Saved entries
+++
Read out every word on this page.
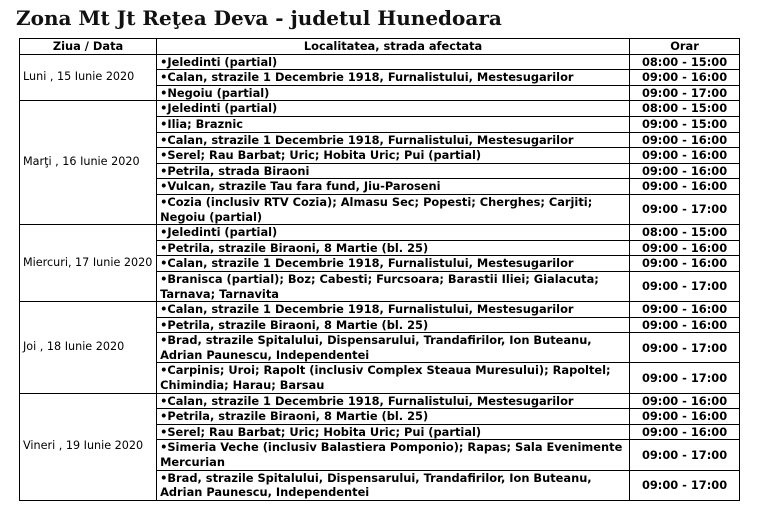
Zona Mt Jt Reţea Deva - judetul Hunedoara
Ziua / Data	Localitatea, strada afectata	Orar
Luni , 15 Iunie 2020	•Jeledinti (partial)	08:00 - 15:00
	•Calan, strazile 1 Decembrie 1918, Furnalistului, Mestesugarilor	09:00 - 16:00
	•Negoiu (partial)	09:00 - 17:00
Marţi , 16 Iunie 2020	•Jeledinti (partial)	08:00 - 15:00
	•Ilia; Braznic	09:00 - 15:00
	•Calan, strazile 1 Decembrie 1918, Furnalistului, Mestesugarilor	09:00 - 16:00
	•Serel; Rau Barbat; Uric; Hobita Uric; Pui (partial)	09:00 - 16:00
	•Petrila, strada Biraoni	09:00 - 16:00
	•Vulcan, strazile Tau fara fund, Jiu-Paroseni	09:00 - 16:00
	•Cozia (inclusiv RTV Cozia); Almasu Sec; Popesti; Cherghes; Carjiti; Negoiu (partial)	09:00 - 17:00
Miercuri, 17 Iunie 2020	•Jeledinti (partial)	08:00 - 15:00
	•Petrila, strazile Biraoni, 8 Martie (bl. 25)	09:00 - 16:00
	•Calan, strazile 1 Decembrie 1918, Furnalistului, Mestesugarilor	09:00 - 16:00
	•Branisca (partial); Boz; Cabesti; Furcsoara; Barastii Iliei; Gialacuta; Tarnava; Tarnavita	09:00 - 17:00
Joi , 18 Iunie 2020	•Calan, strazile 1 Decembrie 1918, Furnalistului, Mestesugarilor	09:00 - 16:00
	•Petrila, strazile Biraoni, 8 Martie (bl. 25)	09:00 - 16:00
	•Brad, strazile Spitalului, Dispensarului, Trandafirilor, Ion Buteanu, Adrian Paunescu, Independentei	09:00 - 17:00
	•Carpinis; Uroi; Rapolt (inclusiv Complex Steaua Muresului); Rapoltel; Chimindia; Harau; Barsau	09:00 - 17:00
Vineri , 19 Iunie 2020	•Calan, strazile 1 Decembrie 1918, Furnalistului, Mestesugarilor	09:00 - 16:00
	•Petrila, strazile Biraoni, 8 Martie (bl. 25)	09:00 - 16:00
	•Serel; Rau Barbat; Uric; Hobita Uric; Pui (partial)	09:00 - 16:00
	•Simeria Veche (inclusiv Balastiera Pomponio); Rapas; Sala Evenimente Mercurian	09:00 - 17:00
	•Brad, strazile Spitalului, Dispensarului, Trandafirilor, Ion Buteanu, Adrian Paunescu, Independentei	09:00 - 17:00
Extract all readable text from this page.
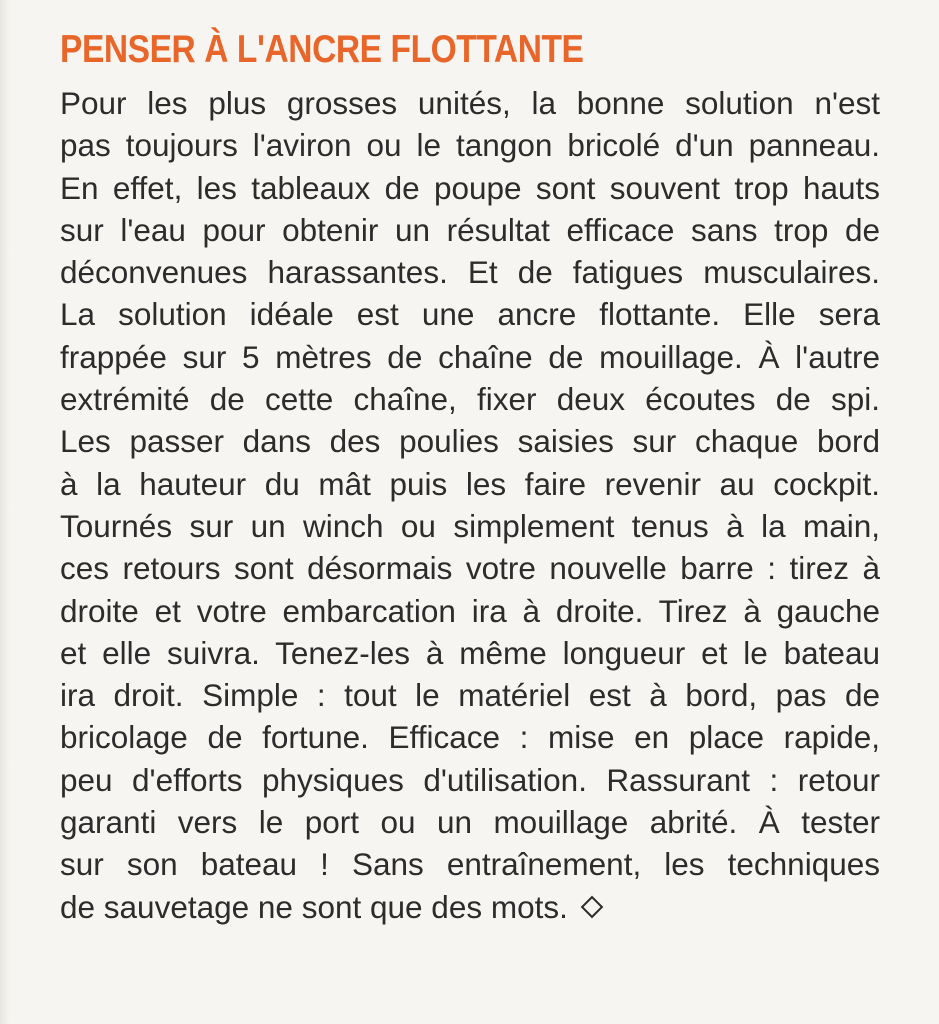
PENSER À L'ANCRE FLOTTANTE
Pour les plus grosses unités, la bonne solution n'est
pas toujours l'aviron ou le tangon bricolé d'un panneau.
En effet, les tableaux de poupe sont souvent trop hauts
sur l'eau pour obtenir un résultat efficace sans trop de
déconvenues harassantes. Et de fatigues musculaires.
La solution idéale est une ancre flottante. Elle sera
frappée sur 5 mètres de chaîne de mouillage. À l'autre
extrémité de cette chaîne, fixer deux écoutes de spi.
Les passer dans des poulies saisies sur chaque bord
à la hauteur du mât puis les faire revenir au cockpit.
Tournés sur un winch ou simplement tenus à la main,
ces retours sont désormais votre nouvelle barre : tirez à
droite et votre embarcation ira à droite. Tirez à gauche
et elle suivra. Tenez-les à même longueur et le bateau
ira droit. Simple : tout le matériel est à bord, pas de
bricolage de fortune. Efficace : mise en place rapide,
peu d'efforts physiques d'utilisation. Rassurant : retour
garanti vers le port ou un mouillage abrité. À tester
sur son bateau ! Sans entraînement, les techniques
de sauvetage ne sont que des mots.
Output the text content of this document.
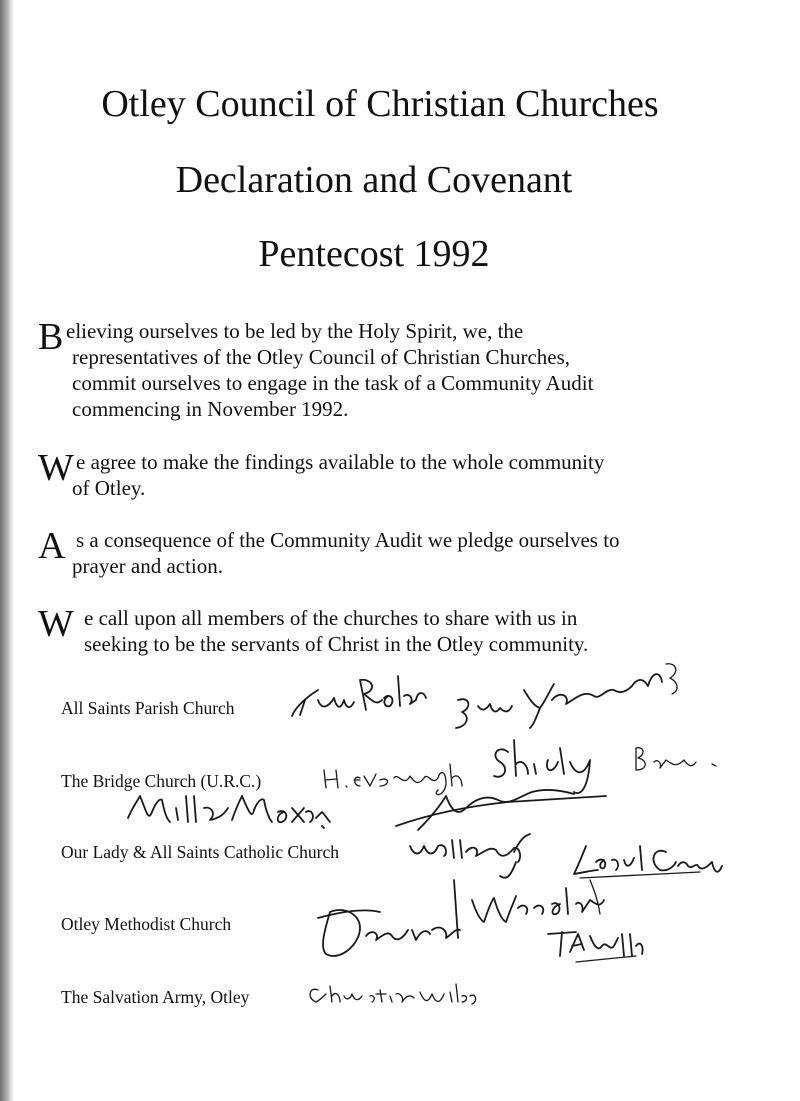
Otley Council of Christian Churches
Declaration and Covenant
Pentecost 1992
B elieving ourselves to be led by the Holy Spirit, we, the
representatives of the Otley Council of Christian Churches,
commit ourselves to engage in the task of a Community Audit
commencing in November 1992.
W e agree to make the findings available to the whole community
of Otley.
A s a consequence of the Community Audit we pledge ourselves to
prayer and action.
W e call upon all members of the churches to share with us in
seeking to be the servants of Christ in the Otley community.
All Saints Parish Church
The Bridge Church (U.R.C.)
Our Lady & All Saints Catholic Church
Otley Methodist Church
The Salvation Army, Otley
+++
Goal —
Omit pictures; set down the rest of the material word for word.

Complete response —
Read out every word on this page.
Zona Mt Jt Reţea Deva - judetul Hunedoara
Ziua / Data	Localitatea, strada afectata	Orar
Luni , 15 Iunie 2020	•Jeledinti (partial)	08:00 - 15:00
	•Calan, strazile 1 Decembrie 1918, Furnalistului, Mestesugarilor	09:00 - 16:00
	•Negoiu (partial)	09:00 - 17:00
Marţi , 16 Iunie 2020	•Jeledinti (partial)	08:00 - 15:00
	•Ilia; Braznic	09:00 - 15:00
	•Calan, strazile 1 Decembrie 1918, Furnalistului, Mestesugarilor	09:00 - 16:00
	•Serel; Rau Barbat; Uric; Hobita Uric; Pui (partial)	09:00 - 16:00
	•Petrila, strada Biraoni	09:00 - 16:00
	•Vulcan, strazile Tau fara fund, Jiu-Paroseni	09:00 - 16:00
	•Cozia (inclusiv RTV Cozia); Almasu Sec; Popesti; Cherghes; Carjiti; Negoiu (partial)	09:00 - 17:00
Miercuri, 17 Iunie 2020	•Jeledinti (partial)	08:00 - 15:00
	•Petrila, strazile Biraoni, 8 Martie (bl. 25)	09:00 - 16:00
	•Calan, strazile 1 Decembrie 1918, Furnalistului, Mestesugarilor	09:00 - 16:00
	•Branisca (partial); Boz; Cabesti; Furcsoara; Barastii Iliei; Gialacuta; Tarnava; Tarnavita	09:00 - 17:00
Joi , 18 Iunie 2020	•Calan, strazile 1 Decembrie 1918, Furnalistului, Mestesugarilor	09:00 - 16:00
	•Petrila, strazile Biraoni, 8 Martie (bl. 25)	09:00 - 16:00
	•Brad, strazile Spitalului, Dispensarului, Trandafirilor, Ion Buteanu, Adrian Paunescu, Independentei	09:00 - 17:00
	•Carpinis; Uroi; Rapolt (inclusiv Complex Steaua Muresului); Rapoltel; Chimindia; Harau; Barsau	09:00 - 17:00
Vineri , 19 Iunie 2020	•Calan, strazile 1 Decembrie 1918, Furnalistului, Mestesugarilor	09:00 - 16:00
	•Petrila, strazile Biraoni, 8 Martie (bl. 25)	09:00 - 16:00
	•Serel; Rau Barbat; Uric; Hobita Uric; Pui (partial)	09:00 - 16:00
	•Simeria Veche (inclusiv Balastiera Pomponio); Rapas; Sala Evenimente Mercurian	09:00 - 17:00
	•Brad, strazile Spitalului, Dispensarului, Trandafirilor, Ion Buteanu, Adrian Paunescu, Independentei	09:00 - 17:00
Extract all readable text from this page.
PENSER À L'ANCRE FLOTTANTE
Pour les plus grosses unités, la bonne solution n'est
pas toujours l'aviron ou le tangon bricolé d'un panneau.
En effet, les tableaux de poupe sont souvent trop hauts
sur l'eau pour obtenir un résultat efficace sans trop de
déconvenues harassantes. Et de fatigues musculaires.
La solution idéale est une ancre flottante. Elle sera
frappée sur 5 mètres de chaîne de mouillage. À l'autre
extrémité de cette chaîne, fixer deux écoutes de spi.
Les passer dans des poulies saisies sur chaque bord
à la hauteur du mât puis les faire revenir au cockpit.
Tournés sur un winch ou simplement tenus à la main,
ces retours sont désormais votre nouvelle barre : tirez à
droite et votre embarcation ira à droite. Tirez à gauche
et elle suivra. Tenez-les à même longueur et le bateau
ira droit. Simple : tout le matériel est à bord, pas de
bricolage de fortune. Efficace : mise en place rapide,
peu d'efforts physiques d'utilisation. Rassurant : retour
garanti vers le port ou un mouillage abrité. À tester
sur son bateau ! Sans entraînement, les techniques
de sauvetage ne sont que des mots.
Output the text content of this document.
Otley Council of Christian Churches
Declaration and Covenant
Pentecost 1992
B elieving ourselves to be led by the Holy Spirit, we, the
representatives of the Otley Council of Christian Churches,
commit ourselves to engage in the task of a Community Audit
commencing in November 1992.
W e agree to make the findings available to the whole community
of Otley.
A s a consequence of the Community Audit we pledge ourselves to
prayer and action.
W e call upon all members of the churches to share with us in
seeking to be the servants of Christ in the Otley community.
All Saints Parish Church
The Bridge Church (U.R.C.)
Our Lady & All Saints Catholic Church
Otley Methodist Church
The Salvation Army, Otley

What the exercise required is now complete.